(Rows from a figure dataset)

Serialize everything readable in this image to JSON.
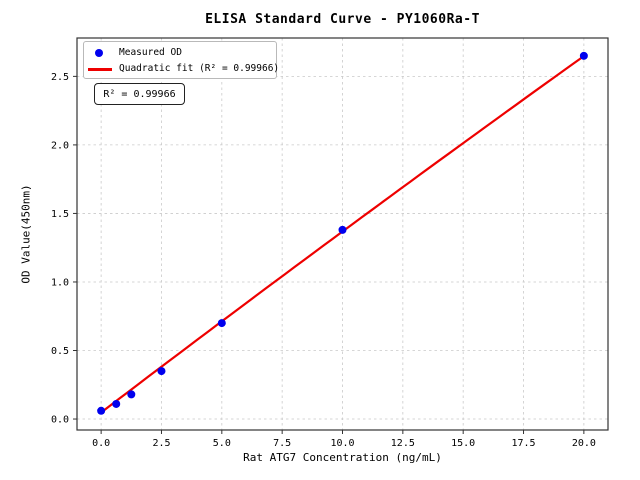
{
  "title": "ELISA Standard Curve - PY1060Ra-T",
  "colors": {
    "marker": "#0000ee",
    "fit_line": "#ee0000",
    "grid": "#c9c9c9",
    "axis": "#333333",
    "text": "#000000",
    "legend_border": "#b9b9b9"
  },
  "legend": {
    "items": [
      {
        "label": "Measured OD",
        "marker": "dot"
      },
      {
        "label": "Quadratic fit (R² = 0.99966)",
        "marker": "line"
      }
    ]
  },
  "annotation_box": {
    "text": "R² = 0.99966"
  },
  "chart_data": {
    "type": "scatter",
    "title": "ELISA Standard Curve - PY1060Ra-T",
    "xlabel": "Rat ATG7 Concentration (ng/mL)",
    "ylabel": "OD Value(450nm)",
    "xlim": [
      -1.0,
      21.0
    ],
    "ylim": [
      -0.08,
      2.78
    ],
    "xticks": [
      0.0,
      2.5,
      5.0,
      7.5,
      10.0,
      12.5,
      15.0,
      17.5,
      20.0
    ],
    "yticks": [
      0.0,
      0.5,
      1.0,
      1.5,
      2.0,
      2.5
    ],
    "grid": true,
    "grid_style": "dashed",
    "legend_position": "upper left",
    "series": [
      {
        "name": "Measured OD",
        "type": "scatter",
        "color": "#0000ee",
        "x": [
          0,
          0.625,
          1.25,
          2.5,
          5,
          10,
          20
        ],
        "y": [
          0.06,
          0.11,
          0.18,
          0.35,
          0.7,
          1.38,
          2.65
        ]
      },
      {
        "name": "Quadratic fit (R² = 0.99966)",
        "type": "line",
        "color": "#ee0000",
        "fit": {
          "kind": "quadratic",
          "coefficients": {
            "intercept": 0.048,
            "linear": 0.134,
            "quadratic": -0.0002
          },
          "r_squared": 0.99966,
          "x_range": [
            0,
            20
          ]
        }
      }
    ],
    "annotation": "R² = 0.99966"
  }
}
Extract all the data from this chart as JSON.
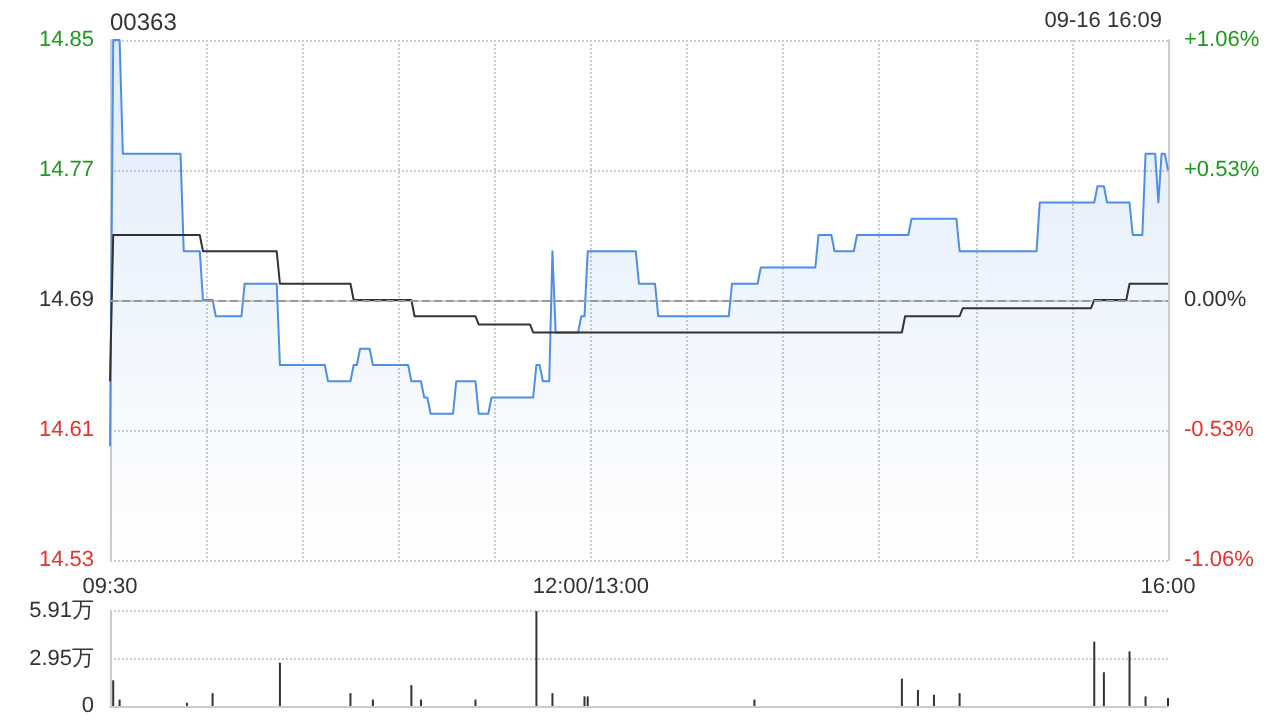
{
  "chart_data": [
    {
      "type": "line",
      "title": "00363",
      "subtitle": "09-16 16:09",
      "categories": [
        "09:30",
        null,
        null,
        null,
        null,
        null,
        null,
        null,
        null,
        null,
        null,
        null,
        null,
        null,
        null,
        null,
        null,
        null,
        null,
        null,
        null,
        null,
        null,
        null,
        null,
        null,
        null,
        null,
        null,
        null,
        null,
        null,
        null,
        null,
        null,
        null,
        null,
        null,
        null,
        null,
        null,
        null,
        null,
        null,
        null,
        null,
        null,
        null,
        null,
        null,
        null,
        null,
        null,
        null,
        null,
        null,
        null,
        null,
        null,
        null,
        null,
        null,
        null,
        null,
        null,
        null,
        null,
        null,
        null,
        null,
        null,
        null,
        null,
        null,
        null,
        null,
        null,
        null,
        null,
        null,
        null,
        null,
        null,
        null,
        null,
        null,
        null,
        null,
        null,
        null,
        null,
        null,
        null,
        null,
        null,
        null,
        null,
        null,
        null,
        null,
        null,
        null,
        null,
        null,
        null,
        null,
        null,
        null,
        null,
        null,
        null,
        null,
        null,
        null,
        null,
        null,
        null,
        null,
        null,
        null,
        null,
        null,
        null,
        null,
        null,
        null,
        null,
        null,
        null,
        null,
        null,
        null,
        null,
        null,
        null,
        null,
        null,
        null,
        null,
        null,
        null,
        null,
        null,
        null,
        null,
        null,
        null,
        null,
        null,
        null,
        "12:00/13:00",
        null,
        null,
        null,
        null,
        null,
        null,
        null,
        null,
        null,
        null,
        null,
        null,
        null,
        null,
        null,
        null,
        null,
        null,
        null,
        null,
        null,
        null,
        null,
        null,
        null,
        null,
        null,
        null,
        null,
        null,
        null,
        null,
        null,
        null,
        null,
        null,
        null,
        null,
        null,
        null,
        null,
        null,
        null,
        null,
        null,
        null,
        null,
        null,
        null,
        null,
        null,
        null,
        null,
        null,
        null,
        null,
        null,
        null,
        null,
        null,
        null,
        null,
        null,
        null,
        null,
        null,
        null,
        null,
        null,
        null,
        null,
        null,
        null,
        null,
        null,
        null,
        null,
        null,
        null,
        null,
        null,
        null,
        null,
        null,
        null,
        null,
        null,
        null,
        null,
        null,
        null,
        null,
        null,
        null,
        null,
        null,
        null,
        null,
        null,
        null,
        null,
        null,
        null,
        null,
        null,
        null,
        null,
        null,
        null,
        null,
        null,
        null,
        null,
        null,
        null,
        null,
        null,
        null,
        null,
        null,
        null,
        null,
        null,
        null,
        null,
        null,
        null,
        null,
        null,
        null,
        null,
        null,
        null,
        null,
        null,
        null,
        null,
        null,
        null,
        null,
        null,
        null,
        null,
        null,
        null,
        null,
        null,
        null,
        null,
        null,
        null,
        null,
        null,
        null,
        null,
        null,
        null,
        null,
        null,
        null,
        null,
        null,
        null,
        null,
        null,
        null,
        null,
        null,
        null,
        null,
        null,
        null,
        null,
        null,
        null,
        null,
        null,
        null,
        null,
        "16:00"
      ],
      "ylim": [
        14.53,
        14.85
      ],
      "yticks": [
        14.53,
        14.61,
        14.69,
        14.77,
        14.85
      ],
      "y2lim": [
        -1.06,
        1.06
      ],
      "y2ticks": [
        {
          "value": -1.06,
          "label": "-1.06%"
        },
        {
          "value": -0.53,
          "label": "-0.53%"
        },
        {
          "value": 0,
          "label": "0.00%"
        },
        {
          "value": 0.53,
          "label": "+0.53%"
        },
        {
          "value": 1.06,
          "label": "+1.06%"
        }
      ],
      "grid": true,
      "marker": "none",
      "ref_lines": [
        {
          "axis": "y",
          "value": 14.69,
          "color": "#999999",
          "line_style": "dashed"
        }
      ],
      "series": [
        {
          "type": "area",
          "color": "#4d8ee8",
          "values": [
            14.6,
            14.85,
            14.85,
            14.85,
            14.78,
            14.78,
            14.78,
            14.78,
            14.78,
            14.78,
            14.78,
            14.78,
            14.78,
            14.78,
            14.78,
            14.78,
            14.78,
            14.78,
            14.78,
            14.78,
            14.78,
            14.78,
            14.78,
            14.72,
            14.72,
            14.72,
            14.72,
            14.72,
            14.72,
            14.69,
            14.69,
            14.69,
            14.69,
            14.68,
            14.68,
            14.68,
            14.68,
            14.68,
            14.68,
            14.68,
            14.68,
            14.68,
            14.7,
            14.7,
            14.7,
            14.7,
            14.7,
            14.7,
            14.7,
            14.7,
            14.7,
            14.7,
            14.7,
            14.65,
            14.65,
            14.65,
            14.65,
            14.65,
            14.65,
            14.65,
            14.65,
            14.65,
            14.65,
            14.65,
            14.65,
            14.65,
            14.65,
            14.65,
            14.64,
            14.64,
            14.64,
            14.64,
            14.64,
            14.64,
            14.64,
            14.64,
            14.65,
            14.65,
            14.66,
            14.66,
            14.66,
            14.66,
            14.65,
            14.65,
            14.65,
            14.65,
            14.65,
            14.65,
            14.65,
            14.65,
            14.65,
            14.65,
            14.65,
            14.65,
            14.64,
            14.64,
            14.64,
            14.64,
            14.63,
            14.63,
            14.62,
            14.62,
            14.62,
            14.62,
            14.62,
            14.62,
            14.62,
            14.62,
            14.64,
            14.64,
            14.64,
            14.64,
            14.64,
            14.64,
            14.64,
            14.62,
            14.62,
            14.62,
            14.62,
            14.63,
            14.63,
            14.63,
            14.63,
            14.63,
            14.63,
            14.63,
            14.63,
            14.63,
            14.63,
            14.63,
            14.63,
            14.63,
            14.63,
            14.65,
            14.65,
            14.64,
            14.64,
            14.64,
            14.72,
            14.67,
            14.67,
            14.67,
            14.67,
            14.67,
            14.67,
            14.67,
            14.67,
            14.68,
            14.68,
            14.72,
            14.72,
            14.72,
            14.72,
            14.72,
            14.72,
            14.72,
            14.72,
            14.72,
            14.72,
            14.72,
            14.72,
            14.72,
            14.72,
            14.72,
            14.72,
            14.7,
            14.7,
            14.7,
            14.7,
            14.7,
            14.7,
            14.68,
            14.68,
            14.68,
            14.68,
            14.68,
            14.68,
            14.68,
            14.68,
            14.68,
            14.68,
            14.68,
            14.68,
            14.68,
            14.68,
            14.68,
            14.68,
            14.68,
            14.68,
            14.68,
            14.68,
            14.68,
            14.68,
            14.68,
            14.7,
            14.7,
            14.7,
            14.7,
            14.7,
            14.7,
            14.7,
            14.7,
            14.7,
            14.71,
            14.71,
            14.71,
            14.71,
            14.71,
            14.71,
            14.71,
            14.71,
            14.71,
            14.71,
            14.71,
            14.71,
            14.71,
            14.71,
            14.71,
            14.71,
            14.71,
            14.71,
            14.73,
            14.73,
            14.73,
            14.73,
            14.73,
            14.72,
            14.72,
            14.72,
            14.72,
            14.72,
            14.72,
            14.72,
            14.73,
            14.73,
            14.73,
            14.73,
            14.73,
            14.73,
            14.73,
            14.73,
            14.73,
            14.73,
            14.73,
            14.73,
            14.73,
            14.73,
            14.73,
            14.73,
            14.73,
            14.74,
            14.74,
            14.74,
            14.74,
            14.74,
            14.74,
            14.74,
            14.74,
            14.74,
            14.74,
            14.74,
            14.74,
            14.74,
            14.74,
            14.74,
            14.72,
            14.72,
            14.72,
            14.72,
            14.72,
            14.72,
            14.72,
            14.72,
            14.72,
            14.72,
            14.72,
            14.72,
            14.72,
            14.72,
            14.72,
            14.72,
            14.72,
            14.72,
            14.72,
            14.72,
            14.72,
            14.72,
            14.72,
            14.72,
            14.72,
            14.75,
            14.75,
            14.75,
            14.75,
            14.75,
            14.75,
            14.75,
            14.75,
            14.75,
            14.75,
            14.75,
            14.75,
            14.75,
            14.75,
            14.75,
            14.75,
            14.75,
            14.75,
            14.76,
            14.76,
            14.76,
            14.75,
            14.75,
            14.75,
            14.75,
            14.75,
            14.75,
            14.75,
            14.75,
            14.73,
            14.73,
            14.73,
            14.73,
            14.78,
            14.78,
            14.78,
            14.78,
            14.75,
            14.78,
            14.78,
            14.77
          ]
        },
        {
          "type": "line",
          "color": "#333333",
          "values": [
            14.64,
            14.73,
            14.73,
            14.73,
            14.73,
            14.73,
            14.73,
            14.73,
            14.73,
            14.73,
            14.73,
            14.73,
            14.73,
            14.73,
            14.73,
            14.73,
            14.73,
            14.73,
            14.73,
            14.73,
            14.73,
            14.73,
            14.73,
            14.73,
            14.73,
            14.73,
            14.73,
            14.73,
            14.73,
            14.72,
            14.72,
            14.72,
            14.72,
            14.72,
            14.72,
            14.72,
            14.72,
            14.72,
            14.72,
            14.72,
            14.72,
            14.72,
            14.72,
            14.72,
            14.72,
            14.72,
            14.72,
            14.72,
            14.72,
            14.72,
            14.72,
            14.72,
            14.72,
            14.7,
            14.7,
            14.7,
            14.7,
            14.7,
            14.7,
            14.7,
            14.7,
            14.7,
            14.7,
            14.7,
            14.7,
            14.7,
            14.7,
            14.7,
            14.7,
            14.7,
            14.7,
            14.7,
            14.7,
            14.7,
            14.7,
            14.7,
            14.69,
            14.69,
            14.69,
            14.69,
            14.69,
            14.69,
            14.69,
            14.69,
            14.69,
            14.69,
            14.69,
            14.69,
            14.69,
            14.69,
            14.69,
            14.69,
            14.69,
            14.69,
            14.69,
            14.68,
            14.68,
            14.68,
            14.68,
            14.68,
            14.68,
            14.68,
            14.68,
            14.68,
            14.68,
            14.68,
            14.68,
            14.68,
            14.68,
            14.68,
            14.68,
            14.68,
            14.68,
            14.68,
            14.68,
            14.675,
            14.675,
            14.675,
            14.675,
            14.675,
            14.675,
            14.675,
            14.675,
            14.675,
            14.675,
            14.675,
            14.675,
            14.675,
            14.675,
            14.675,
            14.675,
            14.675,
            14.67,
            14.67,
            14.67,
            14.67,
            14.67,
            14.67,
            14.67,
            14.67,
            14.67,
            14.67,
            14.67,
            14.67,
            14.67,
            14.67,
            14.67,
            14.67,
            14.67,
            14.67,
            14.67,
            14.67,
            14.67,
            14.67,
            14.67,
            14.67,
            14.67,
            14.67,
            14.67,
            14.67,
            14.67,
            14.67,
            14.67,
            14.67,
            14.67,
            14.67,
            14.67,
            14.67,
            14.67,
            14.67,
            14.67,
            14.67,
            14.67,
            14.67,
            14.67,
            14.67,
            14.67,
            14.67,
            14.67,
            14.67,
            14.67,
            14.67,
            14.67,
            14.67,
            14.67,
            14.67,
            14.67,
            14.67,
            14.67,
            14.67,
            14.67,
            14.67,
            14.67,
            14.67,
            14.67,
            14.67,
            14.67,
            14.67,
            14.67,
            14.67,
            14.67,
            14.67,
            14.67,
            14.67,
            14.67,
            14.67,
            14.67,
            14.67,
            14.67,
            14.67,
            14.67,
            14.67,
            14.67,
            14.67,
            14.67,
            14.67,
            14.67,
            14.67,
            14.67,
            14.67,
            14.67,
            14.67,
            14.67,
            14.67,
            14.67,
            14.67,
            14.67,
            14.67,
            14.67,
            14.67,
            14.67,
            14.67,
            14.67,
            14.67,
            14.67,
            14.67,
            14.67,
            14.67,
            14.67,
            14.67,
            14.67,
            14.67,
            14.67,
            14.67,
            14.67,
            14.67,
            14.67,
            14.67,
            14.68,
            14.68,
            14.68,
            14.68,
            14.68,
            14.68,
            14.68,
            14.68,
            14.68,
            14.68,
            14.68,
            14.68,
            14.68,
            14.68,
            14.68,
            14.68,
            14.68,
            14.68,
            14.685,
            14.685,
            14.685,
            14.685,
            14.685,
            14.685,
            14.685,
            14.685,
            14.685,
            14.685,
            14.685,
            14.685,
            14.685,
            14.685,
            14.685,
            14.685,
            14.685,
            14.685,
            14.685,
            14.685,
            14.685,
            14.685,
            14.685,
            14.685,
            14.685,
            14.685,
            14.685,
            14.685,
            14.685,
            14.685,
            14.685,
            14.685,
            14.685,
            14.685,
            14.685,
            14.685,
            14.685,
            14.685,
            14.685,
            14.685,
            14.685,
            14.69,
            14.69,
            14.69,
            14.69,
            14.69,
            14.69,
            14.69,
            14.69,
            14.69,
            14.69,
            14.69,
            14.7,
            14.7,
            14.7,
            14.7,
            14.7,
            14.7,
            14.7,
            14.7,
            14.7,
            14.7,
            14.7,
            14.7,
            14.7
          ]
        }
      ]
    },
    {
      "type": "bar",
      "color": "#333333",
      "tick_labels": "y",
      "grid": "y",
      "categories": [
        null,
        null,
        null,
        null,
        null,
        null,
        null,
        null,
        null,
        null,
        null,
        null,
        null,
        null,
        null,
        null,
        null,
        null,
        null,
        null,
        null,
        null,
        null,
        null,
        null,
        null,
        null,
        null,
        null,
        null,
        null,
        null,
        null,
        null,
        null,
        null,
        null,
        null,
        null,
        null,
        null,
        null,
        null,
        null,
        null,
        null,
        null,
        null,
        null,
        null,
        null,
        null,
        null,
        null,
        null,
        null,
        null,
        null,
        null,
        null,
        null,
        null,
        null,
        null,
        null,
        null,
        null,
        null,
        null,
        null,
        null,
        null,
        null,
        null,
        null,
        null,
        null,
        null,
        null,
        null,
        null,
        null,
        null,
        null,
        null,
        null,
        null,
        null,
        null,
        null,
        null,
        null,
        null,
        null,
        null,
        null,
        null,
        null,
        null,
        null,
        null,
        null,
        null,
        null,
        null,
        null,
        null,
        null,
        null,
        null,
        null,
        null,
        null,
        null,
        null,
        null,
        null,
        null,
        null,
        null,
        null,
        null,
        null,
        null,
        null,
        null,
        null,
        null,
        null,
        null,
        null,
        null,
        null,
        null,
        null,
        null,
        null,
        null,
        null,
        null,
        null,
        null,
        null,
        null,
        null,
        null,
        null,
        null,
        null,
        null,
        null,
        null,
        null,
        null,
        null,
        null,
        null,
        null,
        null,
        null,
        null,
        null,
        null,
        null,
        null,
        null,
        null,
        null,
        null,
        null,
        null,
        null,
        null,
        null,
        null,
        null,
        null,
        null,
        null,
        null,
        null,
        null,
        null,
        null,
        null,
        null,
        null,
        null,
        null,
        null,
        null,
        null,
        null,
        null,
        null,
        null,
        null,
        null,
        null,
        null,
        null,
        null,
        null,
        null,
        null,
        null,
        null,
        null,
        null,
        null,
        null,
        null,
        null,
        null,
        null,
        null,
        null,
        null,
        null,
        null,
        null,
        null,
        null,
        null,
        null,
        null,
        null,
        null,
        null,
        null,
        null,
        null,
        null,
        null,
        null,
        null,
        null,
        null,
        null,
        null,
        null,
        null,
        null,
        null,
        null,
        null,
        null,
        null,
        null,
        null,
        null,
        null,
        null,
        null,
        null,
        null,
        null,
        null,
        null,
        null,
        null,
        null,
        null,
        null,
        null,
        null,
        null,
        null,
        null,
        null,
        null,
        null,
        null,
        null,
        null,
        null,
        null,
        null,
        null,
        null,
        null,
        null,
        null,
        null,
        null,
        null,
        null,
        null,
        null,
        null,
        null,
        null,
        null,
        null,
        null,
        null,
        null,
        null,
        null,
        null,
        null,
        null,
        null,
        null,
        null,
        null,
        null,
        null,
        null,
        null,
        null,
        null,
        null,
        null,
        null,
        null,
        null,
        null,
        null,
        null,
        null,
        null,
        null,
        null,
        null,
        null,
        null,
        null,
        null,
        null,
        null
      ],
      "ylim": [
        0,
        5.91
      ],
      "yticks": [
        0,
        {
          "value": 2.95,
          "label": "2.95万"
        },
        {
          "value": 5.91,
          "label": "5.91万"
        }
      ],
      "values": [
        null,
        1.6,
        null,
        0.4,
        null,
        null,
        null,
        null,
        null,
        null,
        null,
        null,
        null,
        null,
        null,
        null,
        null,
        null,
        null,
        null,
        null,
        null,
        null,
        null,
        0.2,
        null,
        null,
        null,
        null,
        null,
        null,
        null,
        0.8,
        null,
        null,
        null,
        null,
        null,
        null,
        null,
        null,
        null,
        null,
        null,
        null,
        null,
        null,
        null,
        null,
        null,
        null,
        null,
        null,
        2.7,
        null,
        null,
        null,
        null,
        null,
        null,
        null,
        null,
        null,
        null,
        null,
        null,
        null,
        null,
        null,
        null,
        null,
        null,
        null,
        null,
        null,
        0.8,
        null,
        null,
        null,
        null,
        null,
        null,
        0.4,
        null,
        null,
        null,
        null,
        null,
        null,
        null,
        null,
        null,
        null,
        null,
        1.3,
        null,
        null,
        0.4,
        null,
        null,
        null,
        null,
        null,
        null,
        null,
        null,
        null,
        null,
        null,
        null,
        null,
        null,
        null,
        null,
        0.4,
        null,
        null,
        null,
        null,
        null,
        null,
        null,
        null,
        null,
        null,
        null,
        null,
        null,
        null,
        null,
        null,
        null,
        null,
        5.9,
        null,
        null,
        null,
        null,
        0.8,
        null,
        null,
        null,
        null,
        null,
        null,
        null,
        null,
        null,
        0.6,
        0.6,
        null,
        null,
        null,
        null,
        null,
        null,
        null,
        null,
        null,
        null,
        null,
        null,
        null,
        null,
        null,
        null,
        null,
        null,
        null,
        null,
        null,
        null,
        null,
        null,
        null,
        null,
        null,
        null,
        null,
        null,
        null,
        null,
        null,
        null,
        null,
        null,
        null,
        null,
        null,
        null,
        null,
        null,
        null,
        null,
        null,
        null,
        null,
        null,
        null,
        null,
        null,
        0.4,
        null,
        null,
        null,
        null,
        null,
        null,
        null,
        null,
        null,
        null,
        null,
        null,
        null,
        null,
        null,
        null,
        null,
        null,
        null,
        null,
        null,
        null,
        null,
        null,
        null,
        null,
        null,
        null,
        null,
        null,
        null,
        null,
        null,
        null,
        null,
        null,
        null,
        null,
        null,
        null,
        null,
        null,
        null,
        null,
        null,
        1.7,
        null,
        null,
        null,
        null,
        1.0,
        null,
        null,
        null,
        null,
        0.7,
        null,
        null,
        null,
        null,
        null,
        null,
        null,
        0.8,
        null,
        null,
        null,
        null,
        null,
        null,
        null,
        null,
        null,
        null,
        null,
        null,
        null,
        null,
        null,
        null,
        null,
        null,
        null,
        null,
        null,
        null,
        null,
        null,
        null,
        null,
        null,
        null,
        null,
        null,
        null,
        null,
        null,
        null,
        null,
        null,
        null,
        null,
        null,
        null,
        null,
        4.0,
        null,
        null,
        2.1,
        null,
        null,
        null,
        null,
        null,
        null,
        null,
        3.4,
        null,
        null,
        null,
        null,
        0.6,
        null,
        null,
        null,
        null,
        null,
        null,
        0.5
      ]
    }
  ]
}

▶ Short problem: Gather up the lines that contain the word "name".

▶ The reply:
        "name": "Measured OD",
        "name": "Quadratic fit (R² = 0.99966)",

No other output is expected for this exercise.